Stored data:
***

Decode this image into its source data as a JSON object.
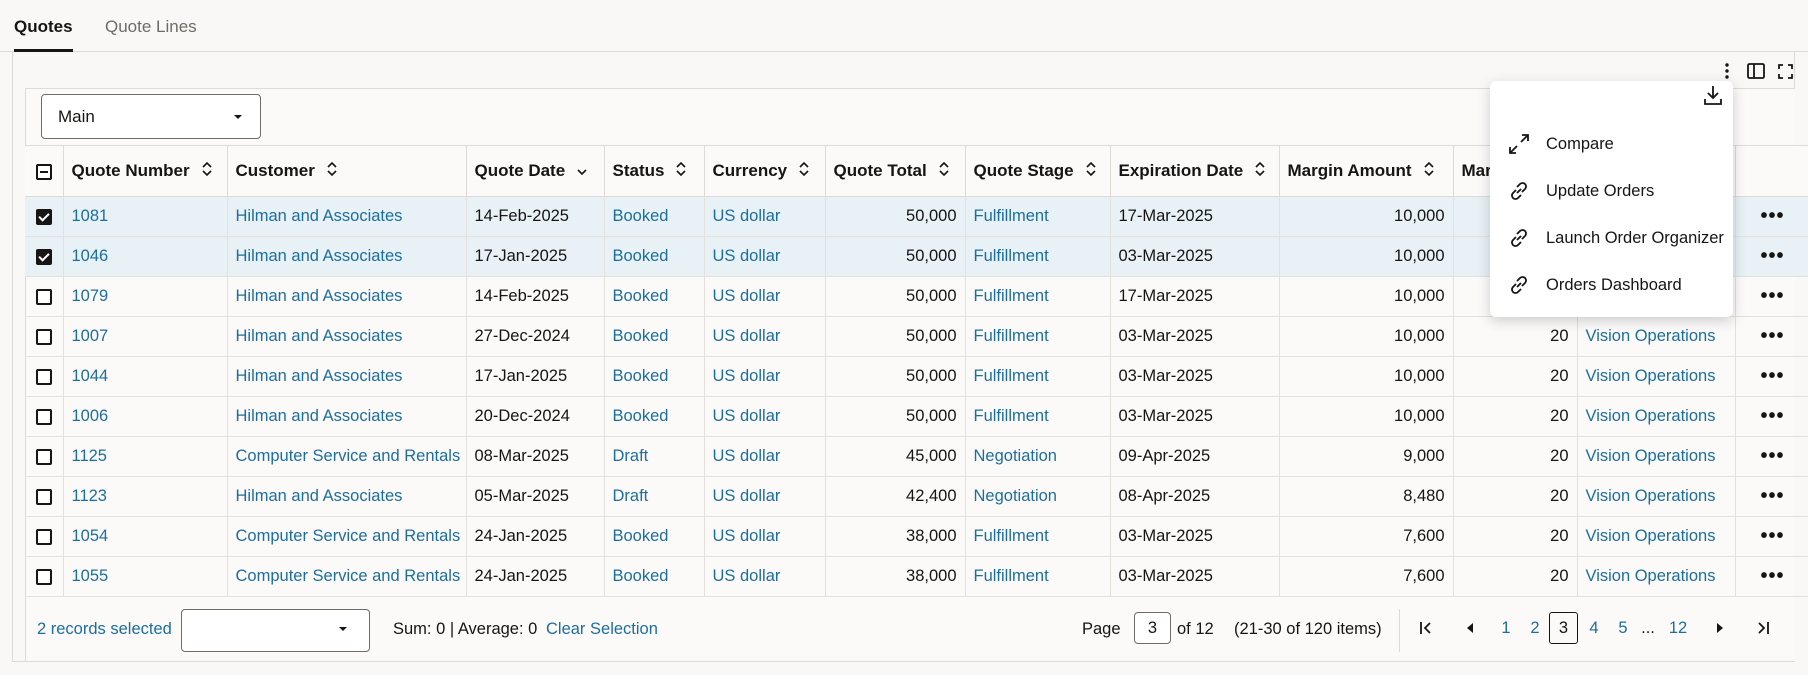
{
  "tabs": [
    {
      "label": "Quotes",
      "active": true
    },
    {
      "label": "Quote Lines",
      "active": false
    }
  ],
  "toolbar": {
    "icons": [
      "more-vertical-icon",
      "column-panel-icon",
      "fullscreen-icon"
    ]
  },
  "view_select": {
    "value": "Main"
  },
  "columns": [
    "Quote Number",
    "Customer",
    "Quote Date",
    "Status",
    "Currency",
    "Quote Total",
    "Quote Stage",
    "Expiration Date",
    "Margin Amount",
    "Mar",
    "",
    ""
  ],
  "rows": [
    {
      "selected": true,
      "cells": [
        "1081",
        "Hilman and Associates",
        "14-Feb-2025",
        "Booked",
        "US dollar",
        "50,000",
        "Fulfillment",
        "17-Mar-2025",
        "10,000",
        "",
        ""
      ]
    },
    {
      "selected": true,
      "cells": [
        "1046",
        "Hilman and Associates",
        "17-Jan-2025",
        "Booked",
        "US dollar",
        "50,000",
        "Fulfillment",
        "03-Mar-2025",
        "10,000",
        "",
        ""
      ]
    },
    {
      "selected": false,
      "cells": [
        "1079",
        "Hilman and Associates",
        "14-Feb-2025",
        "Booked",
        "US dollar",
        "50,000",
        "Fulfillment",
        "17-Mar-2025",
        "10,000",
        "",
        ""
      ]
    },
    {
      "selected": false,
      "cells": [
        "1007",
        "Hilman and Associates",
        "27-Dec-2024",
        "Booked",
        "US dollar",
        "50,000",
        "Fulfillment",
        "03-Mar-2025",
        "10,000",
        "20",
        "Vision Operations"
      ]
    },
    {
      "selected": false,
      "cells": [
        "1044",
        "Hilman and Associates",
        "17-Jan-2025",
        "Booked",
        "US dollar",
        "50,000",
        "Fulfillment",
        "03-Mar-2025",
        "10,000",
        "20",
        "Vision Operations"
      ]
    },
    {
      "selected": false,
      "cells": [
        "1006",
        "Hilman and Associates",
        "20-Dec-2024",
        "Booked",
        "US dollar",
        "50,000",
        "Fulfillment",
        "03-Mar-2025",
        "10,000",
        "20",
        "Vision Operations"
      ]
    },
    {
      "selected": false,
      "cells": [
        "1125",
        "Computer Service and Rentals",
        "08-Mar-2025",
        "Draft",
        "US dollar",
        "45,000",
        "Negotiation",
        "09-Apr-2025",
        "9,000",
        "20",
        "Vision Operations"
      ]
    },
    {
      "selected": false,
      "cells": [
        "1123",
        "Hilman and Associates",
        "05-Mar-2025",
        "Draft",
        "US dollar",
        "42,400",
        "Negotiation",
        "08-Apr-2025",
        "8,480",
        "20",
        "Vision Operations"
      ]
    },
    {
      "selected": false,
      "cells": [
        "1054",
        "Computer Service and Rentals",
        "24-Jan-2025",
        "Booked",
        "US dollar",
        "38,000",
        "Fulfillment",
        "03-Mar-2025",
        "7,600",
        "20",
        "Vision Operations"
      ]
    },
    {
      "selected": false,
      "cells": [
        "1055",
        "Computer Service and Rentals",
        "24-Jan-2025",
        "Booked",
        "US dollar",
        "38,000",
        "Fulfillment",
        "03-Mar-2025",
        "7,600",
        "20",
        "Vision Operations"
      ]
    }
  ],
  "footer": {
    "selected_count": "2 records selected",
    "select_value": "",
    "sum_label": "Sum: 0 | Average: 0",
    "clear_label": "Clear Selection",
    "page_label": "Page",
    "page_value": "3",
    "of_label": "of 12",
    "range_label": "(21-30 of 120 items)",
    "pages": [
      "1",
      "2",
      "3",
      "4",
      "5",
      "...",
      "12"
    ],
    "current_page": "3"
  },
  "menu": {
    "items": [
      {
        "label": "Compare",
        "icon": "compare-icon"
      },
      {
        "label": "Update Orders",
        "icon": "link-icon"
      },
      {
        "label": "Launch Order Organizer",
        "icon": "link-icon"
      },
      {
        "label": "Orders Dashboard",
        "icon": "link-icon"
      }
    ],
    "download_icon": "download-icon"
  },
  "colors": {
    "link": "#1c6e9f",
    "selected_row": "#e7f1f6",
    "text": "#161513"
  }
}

***

* _TO DO_:
Omit all pictures while transcribing the entries verbatim.

* _FULL SOLUTION_:
Decode this image into its source data as a JSON object.
{
  "tabs": [
    {
      "label": "Quotes",
      "active": true
    },
    {
      "label": "Quote Lines",
      "active": false
    }
  ],
  "toolbar": {
    "icons": [
      "more-vertical-icon",
      "column-panel-icon",
      "fullscreen-icon"
    ]
  },
  "view_select": {
    "value": "Main"
  },
  "columns": [
    "Quote Number",
    "Customer",
    "Quote Date",
    "Status",
    "Currency",
    "Quote Total",
    "Quote Stage",
    "Expiration Date",
    "Margin Amount",
    "Mar",
    "",
    ""
  ],
  "rows": [
    {
      "selected": true,
      "cells": [
        "1081",
        "Hilman and Associates",
        "14-Feb-2025",
        "Booked",
        "US dollar",
        "50,000",
        "Fulfillment",
        "17-Mar-2025",
        "10,000",
        "",
        ""
      ]
    },
    {
      "selected": true,
      "cells": [
        "1046",
        "Hilman and Associates",
        "17-Jan-2025",
        "Booked",
        "US dollar",
        "50,000",
        "Fulfillment",
        "03-Mar-2025",
        "10,000",
        "",
        ""
      ]
    },
    {
      "selected": false,
      "cells": [
        "1079",
        "Hilman and Associates",
        "14-Feb-2025",
        "Booked",
        "US dollar",
        "50,000",
        "Fulfillment",
        "17-Mar-2025",
        "10,000",
        "",
        ""
      ]
    },
    {
      "selected": false,
      "cells": [
        "1007",
        "Hilman and Associates",
        "27-Dec-2024",
        "Booked",
        "US dollar",
        "50,000",
        "Fulfillment",
        "03-Mar-2025",
        "10,000",
        "20",
        "Vision Operations"
      ]
    },
    {
      "selected": false,
      "cells": [
        "1044",
        "Hilman and Associates",
        "17-Jan-2025",
        "Booked",
        "US dollar",
        "50,000",
        "Fulfillment",
        "03-Mar-2025",
        "10,000",
        "20",
        "Vision Operations"
      ]
    },
    {
      "selected": false,
      "cells": [
        "1006",
        "Hilman and Associates",
        "20-Dec-2024",
        "Booked",
        "US dollar",
        "50,000",
        "Fulfillment",
        "03-Mar-2025",
        "10,000",
        "20",
        "Vision Operations"
      ]
    },
    {
      "selected": false,
      "cells": [
        "1125",
        "Computer Service and Rentals",
        "08-Mar-2025",
        "Draft",
        "US dollar",
        "45,000",
        "Negotiation",
        "09-Apr-2025",
        "9,000",
        "20",
        "Vision Operations"
      ]
    },
    {
      "selected": false,
      "cells": [
        "1123",
        "Hilman and Associates",
        "05-Mar-2025",
        "Draft",
        "US dollar",
        "42,400",
        "Negotiation",
        "08-Apr-2025",
        "8,480",
        "20",
        "Vision Operations"
      ]
    },
    {
      "selected": false,
      "cells": [
        "1054",
        "Computer Service and Rentals",
        "24-Jan-2025",
        "Booked",
        "US dollar",
        "38,000",
        "Fulfillment",
        "03-Mar-2025",
        "7,600",
        "20",
        "Vision Operations"
      ]
    },
    {
      "selected": false,
      "cells": [
        "1055",
        "Computer Service and Rentals",
        "24-Jan-2025",
        "Booked",
        "US dollar",
        "38,000",
        "Fulfillment",
        "03-Mar-2025",
        "7,600",
        "20",
        "Vision Operations"
      ]
    }
  ],
  "footer": {
    "selected_count": "2 records selected",
    "select_value": "",
    "sum_label": "Sum: 0 | Average: 0",
    "clear_label": "Clear Selection",
    "page_label": "Page",
    "page_value": "3",
    "of_label": "of 12",
    "range_label": "(21-30 of 120 items)",
    "pages": [
      "1",
      "2",
      "3",
      "4",
      "5",
      "...",
      "12"
    ],
    "current_page": "3"
  },
  "menu": {
    "items": [
      {
        "label": "Compare",
        "icon": "compare-icon"
      },
      {
        "label": "Update Orders",
        "icon": "link-icon"
      },
      {
        "label": "Launch Order Organizer",
        "icon": "link-icon"
      },
      {
        "label": "Orders Dashboard",
        "icon": "link-icon"
      }
    ],
    "download_icon": "download-icon"
  },
  "colors": {
    "link": "#1c6e9f",
    "selected_row": "#e7f1f6",
    "text": "#161513"
  }
}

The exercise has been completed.